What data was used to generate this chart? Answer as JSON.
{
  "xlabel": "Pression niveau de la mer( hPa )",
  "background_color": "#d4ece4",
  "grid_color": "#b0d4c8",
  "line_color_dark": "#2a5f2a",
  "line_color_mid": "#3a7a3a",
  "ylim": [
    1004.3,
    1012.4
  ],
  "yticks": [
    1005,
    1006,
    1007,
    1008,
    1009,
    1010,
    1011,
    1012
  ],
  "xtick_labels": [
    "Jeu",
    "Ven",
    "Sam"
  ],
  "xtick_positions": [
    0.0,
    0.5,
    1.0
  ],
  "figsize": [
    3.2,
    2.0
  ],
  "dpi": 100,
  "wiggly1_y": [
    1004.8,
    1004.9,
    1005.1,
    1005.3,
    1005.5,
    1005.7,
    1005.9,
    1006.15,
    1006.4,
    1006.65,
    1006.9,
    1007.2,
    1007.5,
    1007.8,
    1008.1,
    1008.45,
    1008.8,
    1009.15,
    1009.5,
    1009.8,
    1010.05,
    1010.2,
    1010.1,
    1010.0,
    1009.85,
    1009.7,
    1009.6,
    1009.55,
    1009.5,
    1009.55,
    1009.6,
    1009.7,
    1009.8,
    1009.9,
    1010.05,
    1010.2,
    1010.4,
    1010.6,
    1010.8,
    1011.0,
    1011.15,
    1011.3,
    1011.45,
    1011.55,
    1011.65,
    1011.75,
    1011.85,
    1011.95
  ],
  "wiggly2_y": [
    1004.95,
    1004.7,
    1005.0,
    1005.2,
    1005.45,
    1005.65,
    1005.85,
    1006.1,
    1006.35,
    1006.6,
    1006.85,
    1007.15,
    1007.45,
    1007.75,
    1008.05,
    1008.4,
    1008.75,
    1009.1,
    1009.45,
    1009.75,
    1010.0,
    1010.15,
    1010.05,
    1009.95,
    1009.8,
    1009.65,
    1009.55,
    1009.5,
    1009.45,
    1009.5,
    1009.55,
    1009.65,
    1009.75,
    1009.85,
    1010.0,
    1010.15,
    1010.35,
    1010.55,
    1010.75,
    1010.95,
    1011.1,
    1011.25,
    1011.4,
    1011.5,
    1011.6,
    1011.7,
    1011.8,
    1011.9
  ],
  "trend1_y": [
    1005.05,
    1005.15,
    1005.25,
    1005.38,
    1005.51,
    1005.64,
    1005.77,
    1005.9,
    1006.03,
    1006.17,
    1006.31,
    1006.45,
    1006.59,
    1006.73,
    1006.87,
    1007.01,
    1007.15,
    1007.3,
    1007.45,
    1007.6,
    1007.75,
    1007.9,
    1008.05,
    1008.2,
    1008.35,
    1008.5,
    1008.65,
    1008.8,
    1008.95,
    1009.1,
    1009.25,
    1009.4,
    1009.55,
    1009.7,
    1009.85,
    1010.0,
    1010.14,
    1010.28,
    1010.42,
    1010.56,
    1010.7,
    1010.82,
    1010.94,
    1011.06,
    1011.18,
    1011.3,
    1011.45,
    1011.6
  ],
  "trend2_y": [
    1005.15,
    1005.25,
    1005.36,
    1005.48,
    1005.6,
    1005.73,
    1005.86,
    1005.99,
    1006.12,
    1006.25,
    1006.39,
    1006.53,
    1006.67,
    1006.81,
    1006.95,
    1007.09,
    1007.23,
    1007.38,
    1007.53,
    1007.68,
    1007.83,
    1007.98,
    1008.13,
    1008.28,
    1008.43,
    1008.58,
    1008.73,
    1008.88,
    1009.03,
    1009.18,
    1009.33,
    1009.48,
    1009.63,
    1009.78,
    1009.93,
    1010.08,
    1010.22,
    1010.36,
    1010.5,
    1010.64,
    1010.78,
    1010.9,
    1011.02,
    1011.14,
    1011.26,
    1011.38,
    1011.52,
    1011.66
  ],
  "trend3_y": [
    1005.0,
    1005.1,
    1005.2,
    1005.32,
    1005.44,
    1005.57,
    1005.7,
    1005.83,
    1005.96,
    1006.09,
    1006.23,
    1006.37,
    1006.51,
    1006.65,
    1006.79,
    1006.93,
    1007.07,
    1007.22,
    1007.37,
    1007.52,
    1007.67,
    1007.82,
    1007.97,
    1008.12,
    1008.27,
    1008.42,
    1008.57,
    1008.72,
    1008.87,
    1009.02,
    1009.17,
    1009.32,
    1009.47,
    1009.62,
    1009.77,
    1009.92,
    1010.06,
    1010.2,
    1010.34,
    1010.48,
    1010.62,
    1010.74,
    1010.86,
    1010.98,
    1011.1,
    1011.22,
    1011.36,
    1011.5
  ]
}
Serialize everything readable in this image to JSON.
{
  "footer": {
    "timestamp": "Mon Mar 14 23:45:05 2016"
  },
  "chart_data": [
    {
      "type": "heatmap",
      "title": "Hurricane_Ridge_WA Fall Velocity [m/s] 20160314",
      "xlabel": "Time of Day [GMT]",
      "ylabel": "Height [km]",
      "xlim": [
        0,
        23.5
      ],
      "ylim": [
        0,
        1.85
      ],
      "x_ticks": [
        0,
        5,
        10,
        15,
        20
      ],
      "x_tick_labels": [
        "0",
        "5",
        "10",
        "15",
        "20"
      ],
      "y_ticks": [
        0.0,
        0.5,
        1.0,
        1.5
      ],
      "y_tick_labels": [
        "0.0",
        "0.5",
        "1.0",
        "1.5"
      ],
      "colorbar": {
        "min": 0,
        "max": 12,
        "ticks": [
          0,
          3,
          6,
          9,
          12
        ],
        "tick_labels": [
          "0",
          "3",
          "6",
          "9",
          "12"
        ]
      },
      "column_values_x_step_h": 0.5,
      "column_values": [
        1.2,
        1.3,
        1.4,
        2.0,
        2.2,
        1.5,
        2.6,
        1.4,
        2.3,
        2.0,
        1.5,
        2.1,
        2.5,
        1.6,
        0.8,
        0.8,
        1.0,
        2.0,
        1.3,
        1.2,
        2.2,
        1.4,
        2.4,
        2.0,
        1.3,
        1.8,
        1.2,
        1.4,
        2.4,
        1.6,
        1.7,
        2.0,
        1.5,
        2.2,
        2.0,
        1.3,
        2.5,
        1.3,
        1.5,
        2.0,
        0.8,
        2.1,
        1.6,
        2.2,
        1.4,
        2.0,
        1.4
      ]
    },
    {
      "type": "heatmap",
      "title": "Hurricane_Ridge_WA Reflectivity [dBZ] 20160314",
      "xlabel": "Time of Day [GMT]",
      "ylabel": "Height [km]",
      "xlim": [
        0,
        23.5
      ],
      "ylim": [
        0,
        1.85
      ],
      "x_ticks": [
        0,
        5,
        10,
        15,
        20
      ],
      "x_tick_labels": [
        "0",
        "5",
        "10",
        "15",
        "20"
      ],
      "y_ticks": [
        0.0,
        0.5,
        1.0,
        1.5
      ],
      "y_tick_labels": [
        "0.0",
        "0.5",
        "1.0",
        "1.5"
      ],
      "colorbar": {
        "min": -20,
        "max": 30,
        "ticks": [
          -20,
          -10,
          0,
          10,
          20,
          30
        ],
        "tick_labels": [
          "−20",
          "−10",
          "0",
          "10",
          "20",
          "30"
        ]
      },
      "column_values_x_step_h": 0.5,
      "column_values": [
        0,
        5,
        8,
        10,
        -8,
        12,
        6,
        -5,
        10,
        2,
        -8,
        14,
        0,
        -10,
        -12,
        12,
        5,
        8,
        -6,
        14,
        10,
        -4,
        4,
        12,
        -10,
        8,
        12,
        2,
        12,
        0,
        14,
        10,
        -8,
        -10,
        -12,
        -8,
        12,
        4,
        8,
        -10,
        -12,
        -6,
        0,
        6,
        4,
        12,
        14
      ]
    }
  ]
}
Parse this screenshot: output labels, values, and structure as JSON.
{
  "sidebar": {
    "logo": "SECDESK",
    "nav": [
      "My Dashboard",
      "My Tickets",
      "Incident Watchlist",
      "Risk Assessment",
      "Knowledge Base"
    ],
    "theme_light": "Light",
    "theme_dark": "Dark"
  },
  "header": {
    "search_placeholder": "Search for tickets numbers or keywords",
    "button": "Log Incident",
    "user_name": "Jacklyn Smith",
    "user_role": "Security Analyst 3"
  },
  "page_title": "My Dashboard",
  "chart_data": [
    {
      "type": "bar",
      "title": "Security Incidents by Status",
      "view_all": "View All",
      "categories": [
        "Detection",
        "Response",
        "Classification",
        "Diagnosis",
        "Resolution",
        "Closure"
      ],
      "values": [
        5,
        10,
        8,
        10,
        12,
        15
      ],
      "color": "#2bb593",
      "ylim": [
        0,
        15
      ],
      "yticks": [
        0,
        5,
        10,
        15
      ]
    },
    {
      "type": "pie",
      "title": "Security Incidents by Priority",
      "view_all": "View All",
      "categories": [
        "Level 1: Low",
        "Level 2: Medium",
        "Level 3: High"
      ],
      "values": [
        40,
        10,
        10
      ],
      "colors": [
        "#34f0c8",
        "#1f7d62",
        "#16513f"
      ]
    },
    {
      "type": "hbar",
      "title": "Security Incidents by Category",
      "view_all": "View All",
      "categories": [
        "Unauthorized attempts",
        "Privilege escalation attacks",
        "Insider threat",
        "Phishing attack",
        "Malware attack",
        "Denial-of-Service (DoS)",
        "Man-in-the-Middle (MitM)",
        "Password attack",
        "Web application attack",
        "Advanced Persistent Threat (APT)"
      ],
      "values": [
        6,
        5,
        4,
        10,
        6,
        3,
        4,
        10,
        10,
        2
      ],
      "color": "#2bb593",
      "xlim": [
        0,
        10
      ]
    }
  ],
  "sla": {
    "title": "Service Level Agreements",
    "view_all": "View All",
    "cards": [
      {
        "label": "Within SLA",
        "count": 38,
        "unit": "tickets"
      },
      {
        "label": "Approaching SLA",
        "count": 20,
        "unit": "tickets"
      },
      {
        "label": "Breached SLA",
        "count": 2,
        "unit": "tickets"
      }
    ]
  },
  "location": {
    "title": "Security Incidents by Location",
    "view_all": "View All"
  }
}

◆ ◆ ◆

▶ AIM
Pull out all lines from the entries above that include the word "Security".

▶ RESPONSE
    "user_role": "Security Analyst 3"
      "title": "Security Incidents by Status",
      "title": "Security Incidents by Priority",
      "title": "Security Incidents by Category",
    "title": "Security Incidents by Location",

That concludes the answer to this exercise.